## Work to be completed
Reproduce the records below verbatim, leaving out the pictures.

## Materials provided
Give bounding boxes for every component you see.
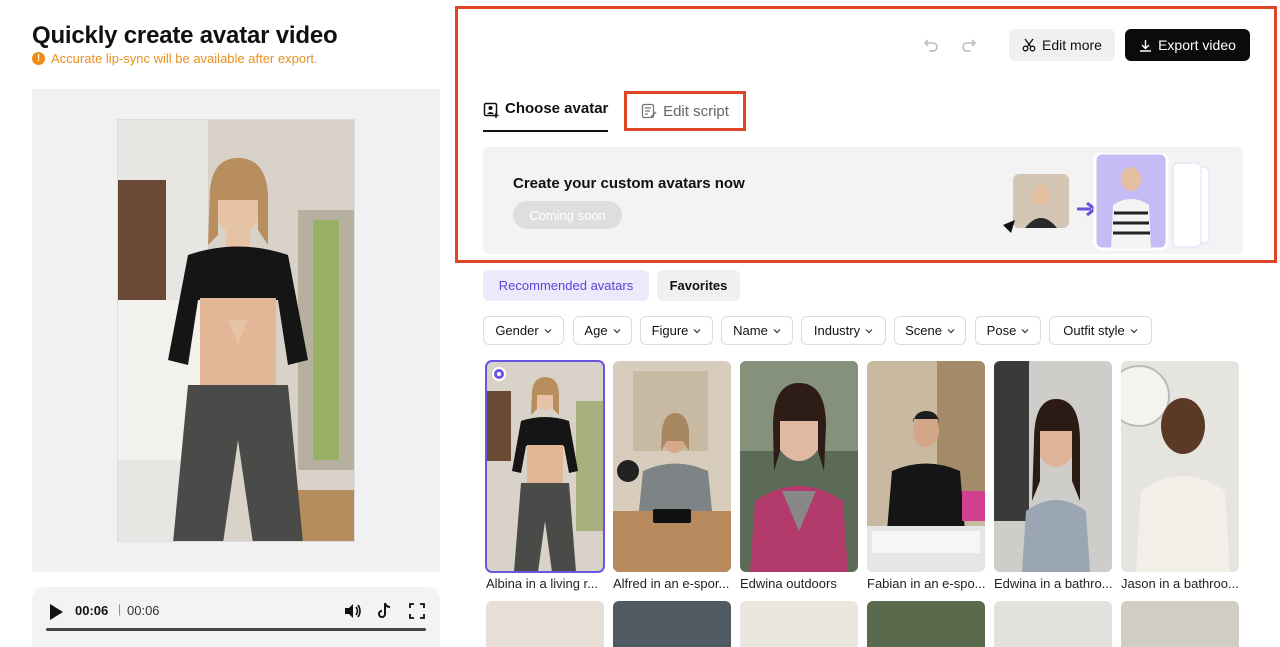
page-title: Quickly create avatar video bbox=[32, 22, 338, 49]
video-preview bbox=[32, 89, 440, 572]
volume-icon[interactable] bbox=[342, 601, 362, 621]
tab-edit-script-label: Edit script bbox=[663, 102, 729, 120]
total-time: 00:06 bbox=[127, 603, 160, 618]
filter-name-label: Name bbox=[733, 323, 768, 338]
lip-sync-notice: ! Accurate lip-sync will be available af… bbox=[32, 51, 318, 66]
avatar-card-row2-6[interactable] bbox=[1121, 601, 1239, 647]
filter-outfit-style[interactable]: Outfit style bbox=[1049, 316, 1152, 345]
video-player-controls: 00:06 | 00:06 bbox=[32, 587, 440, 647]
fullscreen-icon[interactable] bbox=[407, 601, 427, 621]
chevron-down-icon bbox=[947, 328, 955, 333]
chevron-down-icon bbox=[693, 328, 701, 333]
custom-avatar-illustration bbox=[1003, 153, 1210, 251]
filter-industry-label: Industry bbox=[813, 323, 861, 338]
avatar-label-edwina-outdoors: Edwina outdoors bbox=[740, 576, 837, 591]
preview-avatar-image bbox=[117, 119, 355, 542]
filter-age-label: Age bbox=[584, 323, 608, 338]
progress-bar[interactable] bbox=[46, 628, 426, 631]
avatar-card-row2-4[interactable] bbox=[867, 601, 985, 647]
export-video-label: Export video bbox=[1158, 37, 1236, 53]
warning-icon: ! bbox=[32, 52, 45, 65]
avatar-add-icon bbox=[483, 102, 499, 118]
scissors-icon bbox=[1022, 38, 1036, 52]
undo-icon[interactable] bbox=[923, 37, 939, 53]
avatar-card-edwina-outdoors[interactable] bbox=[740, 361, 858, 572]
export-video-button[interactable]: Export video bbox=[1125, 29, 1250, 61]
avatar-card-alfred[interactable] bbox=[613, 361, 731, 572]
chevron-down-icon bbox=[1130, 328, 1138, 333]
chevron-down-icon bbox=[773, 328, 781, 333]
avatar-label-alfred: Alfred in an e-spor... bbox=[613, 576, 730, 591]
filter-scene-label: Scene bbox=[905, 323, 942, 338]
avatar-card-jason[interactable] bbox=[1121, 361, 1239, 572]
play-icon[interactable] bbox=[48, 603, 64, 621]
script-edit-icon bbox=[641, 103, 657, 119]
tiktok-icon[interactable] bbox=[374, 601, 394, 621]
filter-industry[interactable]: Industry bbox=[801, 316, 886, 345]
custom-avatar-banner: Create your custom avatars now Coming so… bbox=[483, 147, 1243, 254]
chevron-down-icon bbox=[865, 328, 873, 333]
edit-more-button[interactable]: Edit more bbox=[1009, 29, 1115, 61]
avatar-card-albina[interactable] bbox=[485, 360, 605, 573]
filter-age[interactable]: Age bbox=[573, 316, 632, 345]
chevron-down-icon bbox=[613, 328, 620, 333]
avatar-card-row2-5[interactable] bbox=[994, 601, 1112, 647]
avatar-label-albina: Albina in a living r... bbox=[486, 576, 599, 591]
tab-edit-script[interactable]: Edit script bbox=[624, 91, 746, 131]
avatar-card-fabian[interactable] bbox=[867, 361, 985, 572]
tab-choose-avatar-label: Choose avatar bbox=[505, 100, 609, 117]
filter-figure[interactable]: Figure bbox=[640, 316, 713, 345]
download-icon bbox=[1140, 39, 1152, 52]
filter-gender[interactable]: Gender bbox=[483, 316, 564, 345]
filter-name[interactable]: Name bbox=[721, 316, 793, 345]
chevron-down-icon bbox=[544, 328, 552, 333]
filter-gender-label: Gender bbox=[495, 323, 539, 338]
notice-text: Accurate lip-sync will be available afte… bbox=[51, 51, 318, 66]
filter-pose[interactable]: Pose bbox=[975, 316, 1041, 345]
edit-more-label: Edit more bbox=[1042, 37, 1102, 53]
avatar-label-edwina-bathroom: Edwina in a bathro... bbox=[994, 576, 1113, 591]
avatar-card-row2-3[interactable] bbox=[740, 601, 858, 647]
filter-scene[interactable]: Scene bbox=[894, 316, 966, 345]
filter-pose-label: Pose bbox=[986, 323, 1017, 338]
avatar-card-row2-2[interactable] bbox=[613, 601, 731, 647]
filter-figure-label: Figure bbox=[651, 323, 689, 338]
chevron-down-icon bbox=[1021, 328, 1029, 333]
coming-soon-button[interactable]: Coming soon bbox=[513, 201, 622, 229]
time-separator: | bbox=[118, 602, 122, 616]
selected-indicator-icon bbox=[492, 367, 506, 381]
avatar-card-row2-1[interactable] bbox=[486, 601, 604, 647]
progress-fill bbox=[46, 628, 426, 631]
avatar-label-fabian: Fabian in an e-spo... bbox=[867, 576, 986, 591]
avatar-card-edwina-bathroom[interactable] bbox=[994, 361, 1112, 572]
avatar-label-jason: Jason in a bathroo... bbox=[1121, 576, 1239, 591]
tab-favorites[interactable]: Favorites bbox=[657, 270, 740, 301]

## Written reply
Give bounding boxes for every component you see.
page-title: Quickly create avatar video bbox=[32, 22, 338, 49]
video-preview bbox=[32, 89, 440, 572]
volume-icon[interactable] bbox=[342, 601, 362, 621]
tab-edit-script-label: Edit script bbox=[663, 102, 729, 120]
total-time: 00:06 bbox=[127, 603, 160, 618]
filter-name-label: Name bbox=[733, 323, 768, 338]
lip-sync-notice: ! Accurate lip-sync will be available af… bbox=[32, 51, 318, 66]
avatar-card-row2-6[interactable] bbox=[1121, 601, 1239, 647]
filter-outfit-style[interactable]: Outfit style bbox=[1049, 316, 1152, 345]
video-player-controls: 00:06 | 00:06 bbox=[32, 587, 440, 647]
fullscreen-icon[interactable] bbox=[407, 601, 427, 621]
chevron-down-icon bbox=[947, 328, 955, 333]
chevron-down-icon bbox=[693, 328, 701, 333]
custom-avatar-illustration bbox=[1003, 153, 1210, 251]
filter-industry-label: Industry bbox=[813, 323, 861, 338]
avatar-label-edwina-outdoors: Edwina outdoors bbox=[740, 576, 837, 591]
preview-avatar-image bbox=[117, 119, 355, 542]
filter-age-label: Age bbox=[584, 323, 608, 338]
progress-bar[interactable] bbox=[46, 628, 426, 631]
avatar-card-row2-4[interactable] bbox=[867, 601, 985, 647]
export-video-label: Export video bbox=[1158, 37, 1236, 53]
warning-icon: ! bbox=[32, 52, 45, 65]
avatar-add-icon bbox=[483, 102, 499, 118]
scissors-icon bbox=[1022, 38, 1036, 52]
undo-icon[interactable] bbox=[923, 37, 939, 53]
avatar-card-edwina-outdoors[interactable] bbox=[740, 361, 858, 572]
export-video-button[interactable]: Export video bbox=[1125, 29, 1250, 61]
avatar-card-alfred[interactable] bbox=[613, 361, 731, 572]
chevron-down-icon bbox=[1130, 328, 1138, 333]
chevron-down-icon bbox=[773, 328, 781, 333]
avatar-label-alfred: Alfred in an e-spor... bbox=[613, 576, 730, 591]
filter-scene-label: Scene bbox=[905, 323, 942, 338]
avatar-card-jason[interactable] bbox=[1121, 361, 1239, 572]
play-icon[interactable] bbox=[48, 603, 64, 621]
script-edit-icon bbox=[641, 103, 657, 119]
tiktok-icon[interactable] bbox=[374, 601, 394, 621]
filter-industry[interactable]: Industry bbox=[801, 316, 886, 345]
custom-avatar-banner: Create your custom avatars now Coming so… bbox=[483, 147, 1243, 254]
chevron-down-icon bbox=[865, 328, 873, 333]
edit-more-button[interactable]: Edit more bbox=[1009, 29, 1115, 61]
avatar-card-albina[interactable] bbox=[485, 360, 605, 573]
filter-age[interactable]: Age bbox=[573, 316, 632, 345]
chevron-down-icon bbox=[613, 328, 620, 333]
avatar-card-row2-5[interactable] bbox=[994, 601, 1112, 647]
avatar-label-albina: Albina in a living r... bbox=[486, 576, 599, 591]
tab-edit-script[interactable]: Edit script bbox=[624, 91, 746, 131]
avatar-card-fabian[interactable] bbox=[867, 361, 985, 572]
tab-choose-avatar-label: Choose avatar bbox=[505, 100, 609, 117]
filter-figure[interactable]: Figure bbox=[640, 316, 713, 345]
download-icon bbox=[1140, 39, 1152, 52]
filter-gender[interactable]: Gender bbox=[483, 316, 564, 345]
filter-name[interactable]: Name bbox=[721, 316, 793, 345]
chevron-down-icon bbox=[544, 328, 552, 333]
filter-gender-label: Gender bbox=[495, 323, 539, 338]
notice-text: Accurate lip-sync will be available afte… bbox=[51, 51, 318, 66]
filter-pose[interactable]: Pose bbox=[975, 316, 1041, 345]
edit-more-label: Edit more bbox=[1042, 37, 1102, 53]
avatar-label-edwina-bathroom: Edwina in a bathro... bbox=[994, 576, 1113, 591]
avatar-card-row2-3[interactable] bbox=[740, 601, 858, 647]
filter-scene[interactable]: Scene bbox=[894, 316, 966, 345]
filter-pose-label: Pose bbox=[986, 323, 1017, 338]
avatar-card-row2-2[interactable] bbox=[613, 601, 731, 647]
filter-figure-label: Figure bbox=[651, 323, 689, 338]
chevron-down-icon bbox=[1021, 328, 1029, 333]
coming-soon-button[interactable]: Coming soon bbox=[513, 201, 622, 229]
time-separator: | bbox=[118, 602, 122, 616]
selected-indicator-icon bbox=[492, 367, 506, 381]
avatar-card-row2-1[interactable] bbox=[486, 601, 604, 647]
progress-fill bbox=[46, 628, 426, 631]
avatar-label-fabian: Fabian in an e-spo... bbox=[867, 576, 986, 591]
avatar-card-edwina-bathroom[interactable] bbox=[994, 361, 1112, 572]
avatar-label-jason: Jason in a bathroo... bbox=[1121, 576, 1239, 591]
tab-favorites[interactable]: Favorites bbox=[657, 270, 740, 301]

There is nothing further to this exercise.